What to do ▸ In the records that follow, locate every line with "настоящее" and extract it.

****************************************

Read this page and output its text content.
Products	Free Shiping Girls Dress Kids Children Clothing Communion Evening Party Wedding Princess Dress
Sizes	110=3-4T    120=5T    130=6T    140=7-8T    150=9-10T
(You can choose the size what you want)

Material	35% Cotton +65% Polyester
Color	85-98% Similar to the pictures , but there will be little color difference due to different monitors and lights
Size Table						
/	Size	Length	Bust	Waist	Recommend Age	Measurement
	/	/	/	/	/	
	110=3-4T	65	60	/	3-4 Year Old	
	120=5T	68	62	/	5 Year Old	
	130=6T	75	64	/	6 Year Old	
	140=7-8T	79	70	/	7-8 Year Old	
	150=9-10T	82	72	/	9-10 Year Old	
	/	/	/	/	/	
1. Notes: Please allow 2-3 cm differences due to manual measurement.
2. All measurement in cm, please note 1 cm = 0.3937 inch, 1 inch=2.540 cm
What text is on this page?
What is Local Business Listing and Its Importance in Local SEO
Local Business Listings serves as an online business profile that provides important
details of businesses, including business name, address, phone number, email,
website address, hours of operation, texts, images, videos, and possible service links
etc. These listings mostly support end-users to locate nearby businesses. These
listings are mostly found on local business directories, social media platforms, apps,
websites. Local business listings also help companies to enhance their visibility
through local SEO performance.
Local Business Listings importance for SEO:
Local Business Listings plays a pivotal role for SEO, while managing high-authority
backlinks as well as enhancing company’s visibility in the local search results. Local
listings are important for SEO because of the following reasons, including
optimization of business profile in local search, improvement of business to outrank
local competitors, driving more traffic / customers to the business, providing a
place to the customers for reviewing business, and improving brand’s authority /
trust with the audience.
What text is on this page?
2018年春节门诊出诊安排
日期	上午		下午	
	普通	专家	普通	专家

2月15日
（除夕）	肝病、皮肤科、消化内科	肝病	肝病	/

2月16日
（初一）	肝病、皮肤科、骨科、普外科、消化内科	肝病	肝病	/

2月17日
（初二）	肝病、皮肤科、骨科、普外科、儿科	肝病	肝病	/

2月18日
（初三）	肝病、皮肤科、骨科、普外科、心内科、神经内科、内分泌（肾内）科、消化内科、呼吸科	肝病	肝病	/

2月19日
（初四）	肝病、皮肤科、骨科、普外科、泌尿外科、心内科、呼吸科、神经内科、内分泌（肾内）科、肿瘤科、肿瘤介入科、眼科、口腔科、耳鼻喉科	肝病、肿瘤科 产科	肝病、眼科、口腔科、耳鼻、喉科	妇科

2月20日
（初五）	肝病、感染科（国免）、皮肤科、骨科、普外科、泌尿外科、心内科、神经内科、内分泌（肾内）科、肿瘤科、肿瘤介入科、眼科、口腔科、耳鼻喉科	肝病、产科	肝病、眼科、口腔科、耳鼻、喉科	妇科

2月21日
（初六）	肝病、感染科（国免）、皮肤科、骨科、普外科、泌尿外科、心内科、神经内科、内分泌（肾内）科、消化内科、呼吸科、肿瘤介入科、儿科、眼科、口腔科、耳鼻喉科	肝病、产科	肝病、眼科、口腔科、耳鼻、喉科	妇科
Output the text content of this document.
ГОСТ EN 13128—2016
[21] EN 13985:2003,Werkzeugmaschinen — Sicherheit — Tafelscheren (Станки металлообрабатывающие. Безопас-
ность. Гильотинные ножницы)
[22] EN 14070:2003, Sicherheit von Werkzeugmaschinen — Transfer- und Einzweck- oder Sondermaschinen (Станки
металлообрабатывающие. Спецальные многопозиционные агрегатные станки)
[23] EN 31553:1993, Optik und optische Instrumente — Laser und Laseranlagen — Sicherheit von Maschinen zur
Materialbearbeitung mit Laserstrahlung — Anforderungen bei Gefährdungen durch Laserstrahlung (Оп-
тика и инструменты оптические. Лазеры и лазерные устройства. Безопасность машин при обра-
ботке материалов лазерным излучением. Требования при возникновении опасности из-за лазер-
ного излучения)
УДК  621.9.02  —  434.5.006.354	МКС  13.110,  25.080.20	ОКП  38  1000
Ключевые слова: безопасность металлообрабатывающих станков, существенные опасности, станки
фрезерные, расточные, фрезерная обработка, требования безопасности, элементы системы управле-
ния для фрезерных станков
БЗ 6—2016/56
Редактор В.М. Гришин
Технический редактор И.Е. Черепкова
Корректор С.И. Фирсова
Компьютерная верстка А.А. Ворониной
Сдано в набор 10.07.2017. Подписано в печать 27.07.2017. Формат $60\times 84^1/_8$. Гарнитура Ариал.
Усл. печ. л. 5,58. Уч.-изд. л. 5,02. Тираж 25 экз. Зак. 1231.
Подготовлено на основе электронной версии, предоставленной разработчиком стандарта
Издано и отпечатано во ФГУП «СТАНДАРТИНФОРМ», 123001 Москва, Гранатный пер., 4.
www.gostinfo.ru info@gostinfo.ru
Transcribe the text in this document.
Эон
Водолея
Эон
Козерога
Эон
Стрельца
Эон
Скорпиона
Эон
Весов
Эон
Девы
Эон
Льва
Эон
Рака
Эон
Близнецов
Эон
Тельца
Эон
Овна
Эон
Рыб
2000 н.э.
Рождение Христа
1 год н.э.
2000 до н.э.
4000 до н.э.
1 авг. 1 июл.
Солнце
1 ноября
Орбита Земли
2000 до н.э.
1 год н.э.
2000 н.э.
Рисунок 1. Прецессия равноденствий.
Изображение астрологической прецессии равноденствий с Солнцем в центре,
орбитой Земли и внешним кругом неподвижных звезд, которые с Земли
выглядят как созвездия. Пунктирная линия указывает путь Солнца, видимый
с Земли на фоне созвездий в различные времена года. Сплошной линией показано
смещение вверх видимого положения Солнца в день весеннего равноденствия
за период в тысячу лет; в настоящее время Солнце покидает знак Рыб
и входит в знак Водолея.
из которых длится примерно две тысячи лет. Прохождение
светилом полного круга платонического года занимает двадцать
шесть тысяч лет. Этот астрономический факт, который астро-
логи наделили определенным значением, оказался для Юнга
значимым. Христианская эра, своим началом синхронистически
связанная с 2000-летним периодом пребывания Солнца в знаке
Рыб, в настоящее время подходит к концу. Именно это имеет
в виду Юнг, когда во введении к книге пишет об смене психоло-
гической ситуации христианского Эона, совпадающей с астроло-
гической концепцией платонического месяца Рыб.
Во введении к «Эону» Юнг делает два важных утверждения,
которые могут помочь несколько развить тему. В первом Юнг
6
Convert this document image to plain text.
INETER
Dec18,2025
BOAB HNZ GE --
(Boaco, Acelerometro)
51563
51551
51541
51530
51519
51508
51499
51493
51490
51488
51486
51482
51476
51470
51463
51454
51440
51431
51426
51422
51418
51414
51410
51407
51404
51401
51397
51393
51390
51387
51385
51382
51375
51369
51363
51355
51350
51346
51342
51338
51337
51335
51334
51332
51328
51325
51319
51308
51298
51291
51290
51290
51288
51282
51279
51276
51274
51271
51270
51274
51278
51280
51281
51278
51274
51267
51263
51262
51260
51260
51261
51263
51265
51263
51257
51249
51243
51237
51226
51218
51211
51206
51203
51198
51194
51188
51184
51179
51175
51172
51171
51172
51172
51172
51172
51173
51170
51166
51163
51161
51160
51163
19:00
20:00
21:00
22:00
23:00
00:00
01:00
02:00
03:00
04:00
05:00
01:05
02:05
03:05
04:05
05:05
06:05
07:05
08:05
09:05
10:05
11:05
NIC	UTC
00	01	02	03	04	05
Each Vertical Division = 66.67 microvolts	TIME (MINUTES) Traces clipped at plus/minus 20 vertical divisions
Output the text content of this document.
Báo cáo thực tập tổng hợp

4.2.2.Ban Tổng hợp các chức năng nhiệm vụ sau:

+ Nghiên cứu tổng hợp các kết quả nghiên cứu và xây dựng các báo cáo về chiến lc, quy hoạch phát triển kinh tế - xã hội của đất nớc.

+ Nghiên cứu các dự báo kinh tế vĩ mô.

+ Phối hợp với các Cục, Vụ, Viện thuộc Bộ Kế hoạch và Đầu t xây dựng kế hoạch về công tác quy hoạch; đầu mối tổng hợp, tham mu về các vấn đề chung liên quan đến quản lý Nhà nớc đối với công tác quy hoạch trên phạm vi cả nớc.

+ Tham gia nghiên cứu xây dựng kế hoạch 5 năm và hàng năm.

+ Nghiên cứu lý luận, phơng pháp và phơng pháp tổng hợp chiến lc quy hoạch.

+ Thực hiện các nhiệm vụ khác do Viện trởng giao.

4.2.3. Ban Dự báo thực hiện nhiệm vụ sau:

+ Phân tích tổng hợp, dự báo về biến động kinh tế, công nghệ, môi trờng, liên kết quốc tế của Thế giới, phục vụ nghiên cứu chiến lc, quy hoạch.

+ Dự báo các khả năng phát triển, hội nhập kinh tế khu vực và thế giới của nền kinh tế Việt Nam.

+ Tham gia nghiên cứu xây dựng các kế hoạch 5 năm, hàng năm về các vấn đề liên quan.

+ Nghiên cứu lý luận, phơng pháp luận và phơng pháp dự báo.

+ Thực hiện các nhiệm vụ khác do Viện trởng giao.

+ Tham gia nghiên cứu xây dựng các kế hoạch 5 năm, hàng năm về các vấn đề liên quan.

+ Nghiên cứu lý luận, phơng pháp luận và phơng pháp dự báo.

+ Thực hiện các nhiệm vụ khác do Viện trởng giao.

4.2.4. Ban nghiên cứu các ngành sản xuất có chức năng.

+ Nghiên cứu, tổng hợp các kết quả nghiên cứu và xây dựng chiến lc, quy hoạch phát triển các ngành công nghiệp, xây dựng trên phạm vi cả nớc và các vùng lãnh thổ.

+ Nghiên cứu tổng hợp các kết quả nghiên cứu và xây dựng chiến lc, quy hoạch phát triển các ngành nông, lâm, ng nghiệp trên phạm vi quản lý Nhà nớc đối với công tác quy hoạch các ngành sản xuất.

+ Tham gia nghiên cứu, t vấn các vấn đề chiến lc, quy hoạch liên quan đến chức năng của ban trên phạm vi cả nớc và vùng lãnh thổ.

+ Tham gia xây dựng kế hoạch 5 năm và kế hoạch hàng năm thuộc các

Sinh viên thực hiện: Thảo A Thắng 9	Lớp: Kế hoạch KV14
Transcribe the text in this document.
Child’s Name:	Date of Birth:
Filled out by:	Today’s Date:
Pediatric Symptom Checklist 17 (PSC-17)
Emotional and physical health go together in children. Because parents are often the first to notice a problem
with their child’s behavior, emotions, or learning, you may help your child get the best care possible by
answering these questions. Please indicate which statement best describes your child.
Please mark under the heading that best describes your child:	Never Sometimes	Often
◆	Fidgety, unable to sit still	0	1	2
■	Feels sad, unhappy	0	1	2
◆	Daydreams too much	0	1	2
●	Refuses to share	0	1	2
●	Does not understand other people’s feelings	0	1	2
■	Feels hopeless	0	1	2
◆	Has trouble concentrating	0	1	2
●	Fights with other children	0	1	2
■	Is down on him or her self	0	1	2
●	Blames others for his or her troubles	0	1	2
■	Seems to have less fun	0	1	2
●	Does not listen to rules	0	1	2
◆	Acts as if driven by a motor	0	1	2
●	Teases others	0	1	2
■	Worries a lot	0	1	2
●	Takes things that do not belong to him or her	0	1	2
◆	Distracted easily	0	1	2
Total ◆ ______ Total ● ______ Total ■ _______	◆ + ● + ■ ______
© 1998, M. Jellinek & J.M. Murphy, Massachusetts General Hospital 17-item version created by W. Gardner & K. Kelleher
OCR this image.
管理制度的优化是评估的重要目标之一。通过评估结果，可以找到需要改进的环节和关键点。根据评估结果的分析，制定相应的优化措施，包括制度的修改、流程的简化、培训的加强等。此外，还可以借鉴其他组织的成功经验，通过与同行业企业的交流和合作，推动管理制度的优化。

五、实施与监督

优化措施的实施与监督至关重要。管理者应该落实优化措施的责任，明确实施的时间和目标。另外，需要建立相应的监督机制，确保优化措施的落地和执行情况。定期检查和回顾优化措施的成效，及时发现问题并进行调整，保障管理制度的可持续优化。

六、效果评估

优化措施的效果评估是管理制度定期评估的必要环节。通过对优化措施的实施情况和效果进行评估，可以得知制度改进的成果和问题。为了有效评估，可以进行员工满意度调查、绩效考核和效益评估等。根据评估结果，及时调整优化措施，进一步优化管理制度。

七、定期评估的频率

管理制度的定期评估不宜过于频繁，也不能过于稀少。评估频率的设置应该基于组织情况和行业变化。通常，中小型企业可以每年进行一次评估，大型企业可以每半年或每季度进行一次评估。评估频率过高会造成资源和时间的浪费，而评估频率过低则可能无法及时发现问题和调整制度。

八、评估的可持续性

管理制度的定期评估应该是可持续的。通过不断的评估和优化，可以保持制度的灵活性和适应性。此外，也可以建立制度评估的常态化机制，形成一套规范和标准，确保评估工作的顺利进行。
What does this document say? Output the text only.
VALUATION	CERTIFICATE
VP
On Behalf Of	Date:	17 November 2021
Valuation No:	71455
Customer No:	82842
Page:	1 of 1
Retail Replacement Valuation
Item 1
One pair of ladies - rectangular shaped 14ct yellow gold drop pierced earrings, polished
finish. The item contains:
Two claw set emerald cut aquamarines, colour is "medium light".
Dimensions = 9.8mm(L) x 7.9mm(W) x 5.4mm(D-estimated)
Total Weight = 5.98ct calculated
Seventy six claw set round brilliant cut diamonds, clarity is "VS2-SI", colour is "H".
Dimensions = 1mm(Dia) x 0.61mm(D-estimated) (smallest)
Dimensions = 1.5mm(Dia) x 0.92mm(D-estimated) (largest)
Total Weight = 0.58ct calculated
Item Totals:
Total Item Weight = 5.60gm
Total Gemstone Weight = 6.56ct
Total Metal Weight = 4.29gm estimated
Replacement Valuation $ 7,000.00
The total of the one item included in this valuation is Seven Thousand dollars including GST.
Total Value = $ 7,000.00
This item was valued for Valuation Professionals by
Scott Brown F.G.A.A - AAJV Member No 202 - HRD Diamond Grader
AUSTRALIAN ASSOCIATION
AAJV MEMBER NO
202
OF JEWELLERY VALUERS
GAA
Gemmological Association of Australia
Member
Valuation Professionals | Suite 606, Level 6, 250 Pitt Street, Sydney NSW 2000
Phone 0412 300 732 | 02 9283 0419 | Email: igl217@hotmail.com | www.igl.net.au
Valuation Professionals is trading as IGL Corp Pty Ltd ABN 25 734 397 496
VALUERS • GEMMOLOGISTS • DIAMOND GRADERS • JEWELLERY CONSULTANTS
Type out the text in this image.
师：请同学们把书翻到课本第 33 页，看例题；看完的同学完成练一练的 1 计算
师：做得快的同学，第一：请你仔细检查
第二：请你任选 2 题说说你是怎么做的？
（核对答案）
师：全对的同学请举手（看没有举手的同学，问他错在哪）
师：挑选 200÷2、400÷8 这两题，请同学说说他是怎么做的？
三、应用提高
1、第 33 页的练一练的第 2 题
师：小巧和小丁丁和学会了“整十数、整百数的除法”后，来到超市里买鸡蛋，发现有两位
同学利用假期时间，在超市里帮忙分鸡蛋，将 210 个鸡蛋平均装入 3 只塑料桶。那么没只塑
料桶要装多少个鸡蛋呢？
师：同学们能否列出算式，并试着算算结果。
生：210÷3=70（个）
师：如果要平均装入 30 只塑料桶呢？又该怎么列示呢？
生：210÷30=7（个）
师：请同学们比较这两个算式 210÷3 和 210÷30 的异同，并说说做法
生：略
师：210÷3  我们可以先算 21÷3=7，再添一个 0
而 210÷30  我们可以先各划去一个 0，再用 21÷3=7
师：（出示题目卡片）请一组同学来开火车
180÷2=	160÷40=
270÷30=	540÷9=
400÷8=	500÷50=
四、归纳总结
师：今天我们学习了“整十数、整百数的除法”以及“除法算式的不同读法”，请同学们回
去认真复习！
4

****************************************

Written reply ▸
за период в тысячу лет; в настоящее время Солнце покидает знак Рыб
Рыб, в настоящее время подходит к концу. Именно это имеет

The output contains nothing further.